**** PROVIDED ENTRIES

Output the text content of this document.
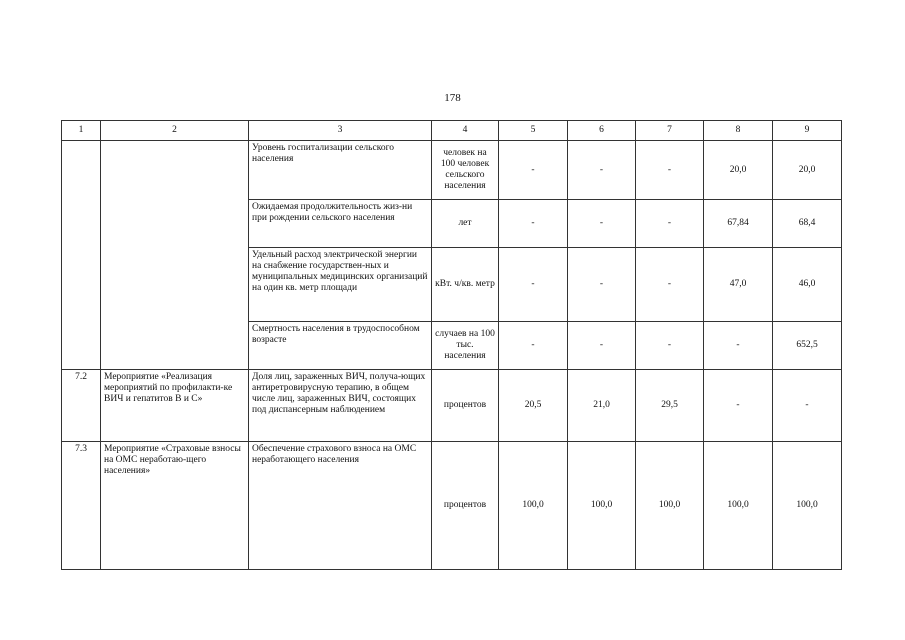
178
1	2	3	4	5	6	7	8	9
		Уровень госпитализации сельского населения	человек на 100 человек сельского населения	-	-	-	20,0	20,0
		Ожидаемая продолжительность жиз-ни при рождении сельского населения	лет	-	-	-	67,84	68,4
		Удельный расход электрической энергии на снабжение государствен-ных и муниципальных медицинских организаций на один кв. метр площади	кВт. ч/кв. метр	-	-	-	47,0	46,0
		Смертность населения в трудоспособном возрасте	случаев на 100 тыс. населения	-	-	-	-	652,5
7.2	Мероприятие «Реализация мероприятий по профилакти-ке ВИЧ и гепатитов В и С»	Доля лиц, зараженных ВИЧ, получа-ющих антиретровирусную терапию, в общем числе лиц, зараженных ВИЧ, состоящих под диспансерным наблюдением	процентов	20,5	21,0	29,5	-	-
7.3	Мероприятие «Страховые взносы на ОМС неработаю-щего населения»	Обеспечение страхового взноса на ОМС неработающего населения	процентов	100,0	100,0	100,0	100,0	100,0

********

[WHAT IS BEING ASKED]:
Extract each line holding the string "населения".

[SOLUTION FOR THIS TASK]:
		Уровень госпитализации сельского населения	человек на 100 человек сельского населения	-	-	-	20,0	20,0
		Ожидаемая продолжительность жиз-ни при рождении сельского населения	лет	-	-	-	67,84	68,4
		Смертность населения в трудоспособном возрасте	случаев на 100 тыс. населения	-	-	-	-	652,5
7.3	Мероприятие «Страховые взносы на ОМС неработаю-щего населения»	Обеспечение страхового взноса на ОМС неработающего населения	процентов	100,0	100,0	100,0	100,0	100,0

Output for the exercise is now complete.